- PROBLEM REQUIREMENTS: Omit the pictures from the entries below and retype everything else exactly.

- RECORD EXTRACTS:
>> Begin

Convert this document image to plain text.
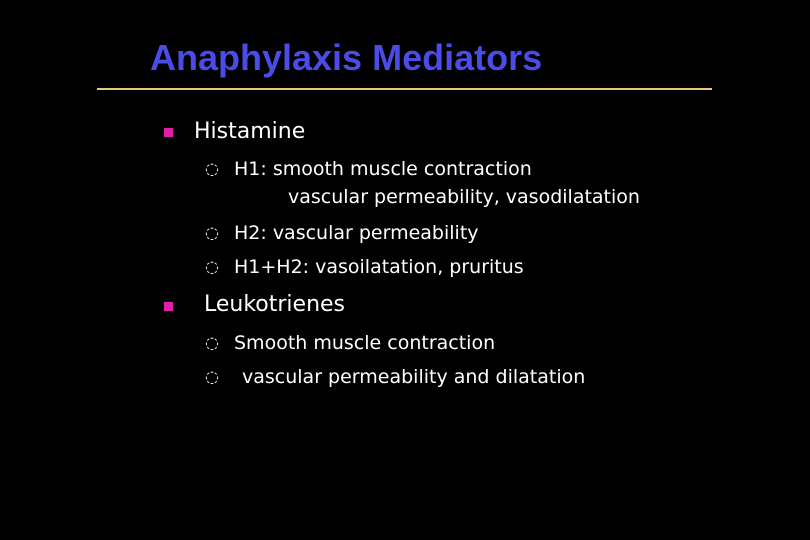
Anaphylaxis Mediators
Histamine
◌ H1: smooth muscle contraction
vascular permeability, vasodilatation
◌ H2: vascular permeability
◌ H1+H2: vasoilatation, pruritus
Leukotrienes
◌ Smooth muscle contraction
◌ vascular permeability and dilatation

>> End

- FULL OUTPUT:
Convert this document image to plain text.
Anaphylaxis Mediators
Histamine
◌ H1: smooth muscle contraction
vascular permeability, vasodilatation
◌ H2: vascular permeability
◌ H1+H2: vasoilatation, pruritus
Leukotrienes
◌ Smooth muscle contraction
◌ vascular permeability and dilatation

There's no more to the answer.